### DESCRIPTION OF THE TASK
Show every line below where "Department" appears.

### DATA FOR THE TASK
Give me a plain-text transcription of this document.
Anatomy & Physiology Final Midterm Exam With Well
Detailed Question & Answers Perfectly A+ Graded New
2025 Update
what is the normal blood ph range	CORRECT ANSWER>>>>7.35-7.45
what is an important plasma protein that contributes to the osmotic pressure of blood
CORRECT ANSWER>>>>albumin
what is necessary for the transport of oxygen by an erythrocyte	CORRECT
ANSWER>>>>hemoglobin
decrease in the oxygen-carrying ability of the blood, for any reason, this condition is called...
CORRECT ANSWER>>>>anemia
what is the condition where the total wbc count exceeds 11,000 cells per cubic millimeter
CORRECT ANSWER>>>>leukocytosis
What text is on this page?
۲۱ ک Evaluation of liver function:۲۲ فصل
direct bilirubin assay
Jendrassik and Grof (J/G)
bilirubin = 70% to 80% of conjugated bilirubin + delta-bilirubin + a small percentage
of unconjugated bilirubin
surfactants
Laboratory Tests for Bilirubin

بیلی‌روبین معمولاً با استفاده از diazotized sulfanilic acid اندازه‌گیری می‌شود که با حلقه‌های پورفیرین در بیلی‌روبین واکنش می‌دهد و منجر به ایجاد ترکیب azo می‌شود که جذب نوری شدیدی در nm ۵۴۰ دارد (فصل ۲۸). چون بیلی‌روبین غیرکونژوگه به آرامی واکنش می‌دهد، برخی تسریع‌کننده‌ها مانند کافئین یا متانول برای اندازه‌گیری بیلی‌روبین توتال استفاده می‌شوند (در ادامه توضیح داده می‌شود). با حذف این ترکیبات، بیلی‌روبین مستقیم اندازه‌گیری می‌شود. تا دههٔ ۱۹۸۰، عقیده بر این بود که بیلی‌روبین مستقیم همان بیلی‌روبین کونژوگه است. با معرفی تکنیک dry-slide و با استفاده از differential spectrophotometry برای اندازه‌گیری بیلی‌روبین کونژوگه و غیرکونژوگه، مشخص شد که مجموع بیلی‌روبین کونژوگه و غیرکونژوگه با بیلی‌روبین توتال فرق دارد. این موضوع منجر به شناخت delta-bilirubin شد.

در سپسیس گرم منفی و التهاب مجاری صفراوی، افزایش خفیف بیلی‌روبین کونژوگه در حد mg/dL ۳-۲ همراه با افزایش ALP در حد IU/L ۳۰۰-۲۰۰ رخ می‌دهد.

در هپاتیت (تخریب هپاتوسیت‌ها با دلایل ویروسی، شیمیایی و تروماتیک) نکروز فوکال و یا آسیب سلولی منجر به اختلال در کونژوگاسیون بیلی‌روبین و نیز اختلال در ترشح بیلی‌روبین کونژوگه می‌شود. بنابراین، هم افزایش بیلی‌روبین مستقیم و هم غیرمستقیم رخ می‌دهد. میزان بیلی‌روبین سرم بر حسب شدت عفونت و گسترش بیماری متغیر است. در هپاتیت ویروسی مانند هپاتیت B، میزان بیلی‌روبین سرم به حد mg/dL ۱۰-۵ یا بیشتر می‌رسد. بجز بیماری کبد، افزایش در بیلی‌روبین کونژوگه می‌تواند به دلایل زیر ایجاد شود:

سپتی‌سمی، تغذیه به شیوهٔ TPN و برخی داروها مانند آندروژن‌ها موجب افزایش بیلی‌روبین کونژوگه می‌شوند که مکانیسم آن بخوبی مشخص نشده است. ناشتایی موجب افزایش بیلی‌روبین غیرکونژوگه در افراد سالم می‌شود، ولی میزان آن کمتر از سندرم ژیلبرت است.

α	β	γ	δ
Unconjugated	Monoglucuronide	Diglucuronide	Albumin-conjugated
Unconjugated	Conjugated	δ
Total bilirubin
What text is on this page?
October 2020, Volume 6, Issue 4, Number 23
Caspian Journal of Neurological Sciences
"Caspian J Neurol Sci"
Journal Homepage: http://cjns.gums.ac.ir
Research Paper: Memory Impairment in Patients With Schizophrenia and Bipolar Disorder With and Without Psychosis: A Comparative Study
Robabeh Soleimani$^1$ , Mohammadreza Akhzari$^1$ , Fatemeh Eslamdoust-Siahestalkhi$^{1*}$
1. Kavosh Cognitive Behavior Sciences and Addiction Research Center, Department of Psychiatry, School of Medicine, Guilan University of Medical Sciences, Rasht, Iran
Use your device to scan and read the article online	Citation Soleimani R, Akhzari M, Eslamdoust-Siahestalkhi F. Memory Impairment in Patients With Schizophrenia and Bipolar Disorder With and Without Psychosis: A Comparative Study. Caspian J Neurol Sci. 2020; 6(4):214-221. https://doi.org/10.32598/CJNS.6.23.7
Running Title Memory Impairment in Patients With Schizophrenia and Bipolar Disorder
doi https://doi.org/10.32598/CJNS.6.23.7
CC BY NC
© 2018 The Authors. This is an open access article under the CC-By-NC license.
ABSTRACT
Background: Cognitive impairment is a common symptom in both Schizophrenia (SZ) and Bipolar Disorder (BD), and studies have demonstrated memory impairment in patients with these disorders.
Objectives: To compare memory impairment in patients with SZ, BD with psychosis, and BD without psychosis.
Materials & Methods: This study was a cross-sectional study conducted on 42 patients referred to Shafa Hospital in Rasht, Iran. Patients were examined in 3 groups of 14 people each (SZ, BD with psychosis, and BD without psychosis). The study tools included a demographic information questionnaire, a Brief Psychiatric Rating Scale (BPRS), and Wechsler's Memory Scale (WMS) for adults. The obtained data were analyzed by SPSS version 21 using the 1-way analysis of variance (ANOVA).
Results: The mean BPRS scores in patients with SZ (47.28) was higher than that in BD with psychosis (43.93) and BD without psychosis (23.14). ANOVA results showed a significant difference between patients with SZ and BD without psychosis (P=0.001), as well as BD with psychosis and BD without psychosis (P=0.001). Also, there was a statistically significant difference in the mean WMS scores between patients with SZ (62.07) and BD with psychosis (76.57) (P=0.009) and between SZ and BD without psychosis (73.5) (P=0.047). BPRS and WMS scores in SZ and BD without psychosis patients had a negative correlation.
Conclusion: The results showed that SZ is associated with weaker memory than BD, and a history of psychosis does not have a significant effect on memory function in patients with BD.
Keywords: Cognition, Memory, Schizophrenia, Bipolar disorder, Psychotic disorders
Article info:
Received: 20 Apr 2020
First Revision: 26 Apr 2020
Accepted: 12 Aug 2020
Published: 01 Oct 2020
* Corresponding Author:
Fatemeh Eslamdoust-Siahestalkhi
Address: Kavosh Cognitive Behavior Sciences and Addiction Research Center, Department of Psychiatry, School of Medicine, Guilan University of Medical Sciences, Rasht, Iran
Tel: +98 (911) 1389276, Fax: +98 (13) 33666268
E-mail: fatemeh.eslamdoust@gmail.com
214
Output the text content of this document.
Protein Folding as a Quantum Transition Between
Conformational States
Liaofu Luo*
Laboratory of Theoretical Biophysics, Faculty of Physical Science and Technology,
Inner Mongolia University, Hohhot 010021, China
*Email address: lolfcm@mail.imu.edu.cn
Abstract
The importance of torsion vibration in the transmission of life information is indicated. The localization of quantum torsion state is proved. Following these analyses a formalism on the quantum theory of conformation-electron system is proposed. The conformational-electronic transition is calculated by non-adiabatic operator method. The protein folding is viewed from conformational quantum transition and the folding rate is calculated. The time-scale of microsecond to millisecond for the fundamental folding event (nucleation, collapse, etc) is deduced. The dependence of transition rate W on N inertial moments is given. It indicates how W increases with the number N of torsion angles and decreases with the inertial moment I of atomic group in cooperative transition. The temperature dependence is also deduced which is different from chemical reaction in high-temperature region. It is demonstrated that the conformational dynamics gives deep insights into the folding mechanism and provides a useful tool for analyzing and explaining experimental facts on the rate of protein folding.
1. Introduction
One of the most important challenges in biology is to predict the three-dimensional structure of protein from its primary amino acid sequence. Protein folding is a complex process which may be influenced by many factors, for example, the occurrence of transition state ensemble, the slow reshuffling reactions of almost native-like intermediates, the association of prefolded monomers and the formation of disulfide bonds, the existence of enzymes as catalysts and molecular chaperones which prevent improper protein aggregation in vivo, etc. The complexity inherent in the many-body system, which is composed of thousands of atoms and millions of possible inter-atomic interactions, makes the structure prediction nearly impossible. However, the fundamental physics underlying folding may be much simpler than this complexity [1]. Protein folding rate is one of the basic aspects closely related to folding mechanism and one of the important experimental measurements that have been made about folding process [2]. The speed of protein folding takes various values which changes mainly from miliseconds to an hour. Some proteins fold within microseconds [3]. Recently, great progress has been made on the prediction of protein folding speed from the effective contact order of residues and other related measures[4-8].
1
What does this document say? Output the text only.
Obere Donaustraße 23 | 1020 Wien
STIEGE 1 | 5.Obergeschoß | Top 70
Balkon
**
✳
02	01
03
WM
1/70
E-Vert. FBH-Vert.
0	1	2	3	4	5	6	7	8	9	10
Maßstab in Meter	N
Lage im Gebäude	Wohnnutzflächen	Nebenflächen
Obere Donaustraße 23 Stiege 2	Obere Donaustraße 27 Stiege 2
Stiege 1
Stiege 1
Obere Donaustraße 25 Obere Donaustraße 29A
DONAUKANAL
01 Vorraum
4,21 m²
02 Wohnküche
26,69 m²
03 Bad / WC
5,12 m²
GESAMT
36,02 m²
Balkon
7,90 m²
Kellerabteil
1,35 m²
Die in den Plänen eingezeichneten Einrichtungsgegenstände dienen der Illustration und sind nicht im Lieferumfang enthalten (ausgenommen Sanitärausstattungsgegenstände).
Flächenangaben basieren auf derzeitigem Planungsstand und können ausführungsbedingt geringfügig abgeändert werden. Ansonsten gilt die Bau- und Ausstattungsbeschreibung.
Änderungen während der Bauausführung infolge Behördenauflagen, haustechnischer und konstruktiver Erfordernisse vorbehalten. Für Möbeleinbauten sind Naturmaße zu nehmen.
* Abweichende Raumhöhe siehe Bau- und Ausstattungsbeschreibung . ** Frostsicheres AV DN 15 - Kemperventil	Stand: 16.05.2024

### RESPONSE
1. Kavosh Cognitive Behavior Sciences and Addiction Research Center, Department of Psychiatry, School of Medicine, Guilan University of Medical Sciences, Rasht, Iran
Address: Kavosh Cognitive Behavior Sciences and Addiction Research Center, Department of Psychiatry, School of Medicine, Guilan University of Medical Sciences, Rasht, Iran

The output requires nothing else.